• **The problem**: Transcribe each record below word for word.

▬▬▬

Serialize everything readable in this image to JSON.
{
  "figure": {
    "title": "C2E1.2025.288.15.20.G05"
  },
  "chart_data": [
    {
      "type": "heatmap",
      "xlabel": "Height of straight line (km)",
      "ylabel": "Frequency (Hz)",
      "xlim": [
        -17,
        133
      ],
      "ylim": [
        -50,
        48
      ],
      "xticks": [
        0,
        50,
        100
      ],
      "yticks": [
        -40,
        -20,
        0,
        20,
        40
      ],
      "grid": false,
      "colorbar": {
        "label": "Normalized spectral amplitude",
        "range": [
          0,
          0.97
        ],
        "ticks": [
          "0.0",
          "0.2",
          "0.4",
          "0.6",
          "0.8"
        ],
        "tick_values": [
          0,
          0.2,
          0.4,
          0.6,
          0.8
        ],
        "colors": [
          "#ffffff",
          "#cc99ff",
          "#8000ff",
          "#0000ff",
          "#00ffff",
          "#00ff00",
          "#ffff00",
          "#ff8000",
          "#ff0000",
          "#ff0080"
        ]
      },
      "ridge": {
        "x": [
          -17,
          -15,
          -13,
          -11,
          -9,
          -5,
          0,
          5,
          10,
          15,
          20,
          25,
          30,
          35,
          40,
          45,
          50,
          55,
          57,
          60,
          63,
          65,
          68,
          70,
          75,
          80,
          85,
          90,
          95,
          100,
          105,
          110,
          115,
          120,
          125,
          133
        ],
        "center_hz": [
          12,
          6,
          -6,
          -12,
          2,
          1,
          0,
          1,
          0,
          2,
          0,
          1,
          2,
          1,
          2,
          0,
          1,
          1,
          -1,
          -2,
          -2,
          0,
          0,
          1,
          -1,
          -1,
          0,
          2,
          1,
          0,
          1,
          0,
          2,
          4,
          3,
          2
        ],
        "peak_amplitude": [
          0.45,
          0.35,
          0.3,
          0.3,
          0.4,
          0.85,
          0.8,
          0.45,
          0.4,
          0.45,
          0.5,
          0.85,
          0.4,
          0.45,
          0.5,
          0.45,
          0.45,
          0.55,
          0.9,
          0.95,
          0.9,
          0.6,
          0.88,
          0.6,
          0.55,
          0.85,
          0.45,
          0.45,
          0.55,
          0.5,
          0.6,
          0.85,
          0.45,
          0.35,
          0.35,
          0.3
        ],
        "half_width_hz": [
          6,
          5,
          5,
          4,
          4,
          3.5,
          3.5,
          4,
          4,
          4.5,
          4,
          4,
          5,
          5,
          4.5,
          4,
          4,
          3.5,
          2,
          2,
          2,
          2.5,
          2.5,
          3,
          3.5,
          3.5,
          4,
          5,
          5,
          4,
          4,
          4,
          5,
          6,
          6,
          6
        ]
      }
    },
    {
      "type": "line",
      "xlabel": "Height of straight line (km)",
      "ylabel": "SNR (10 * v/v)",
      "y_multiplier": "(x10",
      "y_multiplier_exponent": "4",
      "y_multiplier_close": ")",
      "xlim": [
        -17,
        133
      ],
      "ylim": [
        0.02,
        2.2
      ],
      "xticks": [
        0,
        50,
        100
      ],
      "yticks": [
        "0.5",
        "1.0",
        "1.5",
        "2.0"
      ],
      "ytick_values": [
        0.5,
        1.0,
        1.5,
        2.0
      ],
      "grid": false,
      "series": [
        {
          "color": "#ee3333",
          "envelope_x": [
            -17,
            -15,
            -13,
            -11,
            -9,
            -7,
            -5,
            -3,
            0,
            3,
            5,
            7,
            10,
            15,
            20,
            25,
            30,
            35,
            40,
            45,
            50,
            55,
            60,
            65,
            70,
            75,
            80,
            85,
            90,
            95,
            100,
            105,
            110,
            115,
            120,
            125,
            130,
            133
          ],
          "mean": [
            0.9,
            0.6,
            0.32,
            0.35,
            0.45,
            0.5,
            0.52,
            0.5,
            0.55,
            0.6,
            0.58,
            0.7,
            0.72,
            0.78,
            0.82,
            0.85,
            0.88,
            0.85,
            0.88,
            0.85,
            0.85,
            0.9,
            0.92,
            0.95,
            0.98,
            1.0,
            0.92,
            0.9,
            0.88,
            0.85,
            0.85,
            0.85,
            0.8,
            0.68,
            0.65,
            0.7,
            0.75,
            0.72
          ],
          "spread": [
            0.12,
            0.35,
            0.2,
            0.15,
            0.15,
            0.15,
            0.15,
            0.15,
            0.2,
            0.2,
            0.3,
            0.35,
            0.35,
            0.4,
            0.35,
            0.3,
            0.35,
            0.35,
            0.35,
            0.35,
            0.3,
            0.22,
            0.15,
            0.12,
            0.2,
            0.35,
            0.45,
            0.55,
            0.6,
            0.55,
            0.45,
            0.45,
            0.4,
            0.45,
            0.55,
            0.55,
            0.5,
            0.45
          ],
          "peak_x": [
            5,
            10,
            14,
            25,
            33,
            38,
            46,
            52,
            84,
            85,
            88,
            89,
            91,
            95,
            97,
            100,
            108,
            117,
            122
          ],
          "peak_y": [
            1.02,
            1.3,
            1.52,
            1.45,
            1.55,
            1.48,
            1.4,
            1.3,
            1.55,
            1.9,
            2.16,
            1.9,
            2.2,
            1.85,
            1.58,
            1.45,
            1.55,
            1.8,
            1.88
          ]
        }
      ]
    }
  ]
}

▬▬▬

• **Response**:
Serialize everything readable in this image to JSON.
{
  "figure": {
    "title": "C2E1.2025.288.15.20.G05"
  },
  "chart_data": [
    {
      "type": "heatmap",
      "xlabel": "Height of straight line (km)",
      "ylabel": "Frequency (Hz)",
      "xlim": [
        -17,
        133
      ],
      "ylim": [
        -50,
        48
      ],
      "xticks": [
        0,
        50,
        100
      ],
      "yticks": [
        -40,
        -20,
        0,
        20,
        40
      ],
      "grid": false,
      "colorbar": {
        "label": "Normalized spectral amplitude",
        "range": [
          0,
          0.97
        ],
        "ticks": [
          "0.0",
          "0.2",
          "0.4",
          "0.6",
          "0.8"
        ],
        "tick_values": [
          0,
          0.2,
          0.4,
          0.6,
          0.8
        ],
        "colors": [
          "#ffffff",
          "#cc99ff",
          "#8000ff",
          "#0000ff",
          "#00ffff",
          "#00ff00",
          "#ffff00",
          "#ff8000",
          "#ff0000",
          "#ff0080"
        ]
      },
      "ridge": {
        "x": [
          -17,
          -15,
          -13,
          -11,
          -9,
          -5,
          0,
          5,
          10,
          15,
          20,
          25,
          30,
          35,
          40,
          45,
          50,
          55,
          57,
          60,
          63,
          65,
          68,
          70,
          75,
          80,
          85,
          90,
          95,
          100,
          105,
          110,
          115,
          120,
          125,
          133
        ],
        "center_hz": [
          12,
          6,
          -6,
          -12,
          2,
          1,
          0,
          1,
          0,
          2,
          0,
          1,
          2,
          1,
          2,
          0,
          1,
          1,
          -1,
          -2,
          -2,
          0,
          0,
          1,
          -1,
          -1,
          0,
          2,
          1,
          0,
          1,
          0,
          2,
          4,
          3,
          2
        ],
        "peak_amplitude": [
          0.45,
          0.35,
          0.3,
          0.3,
          0.4,
          0.85,
          0.8,
          0.45,
          0.4,
          0.45,
          0.5,
          0.85,
          0.4,
          0.45,
          0.5,
          0.45,
          0.45,
          0.55,
          0.9,
          0.95,
          0.9,
          0.6,
          0.88,
          0.6,
          0.55,
          0.85,
          0.45,
          0.45,
          0.55,
          0.5,
          0.6,
          0.85,
          0.45,
          0.35,
          0.35,
          0.3
        ],
        "half_width_hz": [
          6,
          5,
          5,
          4,
          4,
          3.5,
          3.5,
          4,
          4,
          4.5,
          4,
          4,
          5,
          5,
          4.5,
          4,
          4,
          3.5,
          2,
          2,
          2,
          2.5,
          2.5,
          3,
          3.5,
          3.5,
          4,
          5,
          5,
          4,
          4,
          4,
          5,
          6,
          6,
          6
        ]
      }
    },
    {
      "type": "line",
      "xlabel": "Height of straight line (km)",
      "ylabel": "SNR (10 * v/v)",
      "y_multiplier": "(x10",
      "y_multiplier_exponent": "4",
      "y_multiplier_close": ")",
      "xlim": [
        -17,
        133
      ],
      "ylim": [
        0.02,
        2.2
      ],
      "xticks": [
        0,
        50,
        100
      ],
      "yticks": [
        "0.5",
        "1.0",
        "1.5",
        "2.0"
      ],
      "ytick_values": [
        0.5,
        1.0,
        1.5,
        2.0
      ],
      "grid": false,
      "series": [
        {
          "color": "#ee3333",
          "envelope_x": [
            -17,
            -15,
            -13,
            -11,
            -9,
            -7,
            -5,
            -3,
            0,
            3,
            5,
            7,
            10,
            15,
            20,
            25,
            30,
            35,
            40,
            45,
            50,
            55,
            60,
            65,
            70,
            75,
            80,
            85,
            90,
            95,
            100,
            105,
            110,
            115,
            120,
            125,
            130,
            133
          ],
          "mean": [
            0.9,
            0.6,
            0.32,
            0.35,
            0.45,
            0.5,
            0.52,
            0.5,
            0.55,
            0.6,
            0.58,
            0.7,
            0.72,
            0.78,
            0.82,
            0.85,
            0.88,
            0.85,
            0.88,
            0.85,
            0.85,
            0.9,
            0.92,
            0.95,
            0.98,
            1.0,
            0.92,
            0.9,
            0.88,
            0.85,
            0.85,
            0.85,
            0.8,
            0.68,
            0.65,
            0.7,
            0.75,
            0.72
          ],
          "spread": [
            0.12,
            0.35,
            0.2,
            0.15,
            0.15,
            0.15,
            0.15,
            0.15,
            0.2,
            0.2,
            0.3,
            0.35,
            0.35,
            0.4,
            0.35,
            0.3,
            0.35,
            0.35,
            0.35,
            0.35,
            0.3,
            0.22,
            0.15,
            0.12,
            0.2,
            0.35,
            0.45,
            0.55,
            0.6,
            0.55,
            0.45,
            0.45,
            0.4,
            0.45,
            0.55,
            0.55,
            0.5,
            0.45
          ],
          "peak_x": [
            5,
            10,
            14,
            25,
            33,
            38,
            46,
            52,
            84,
            85,
            88,
            89,
            91,
            95,
            97,
            100,
            108,
            117,
            122
          ],
          "peak_y": [
            1.02,
            1.3,
            1.52,
            1.45,
            1.55,
            1.48,
            1.4,
            1.3,
            1.55,
            1.9,
            2.16,
            1.9,
            2.2,
            1.85,
            1.58,
            1.45,
            1.55,
            1.8,
            1.88
          ]
        }
      ]
    }
  ]
}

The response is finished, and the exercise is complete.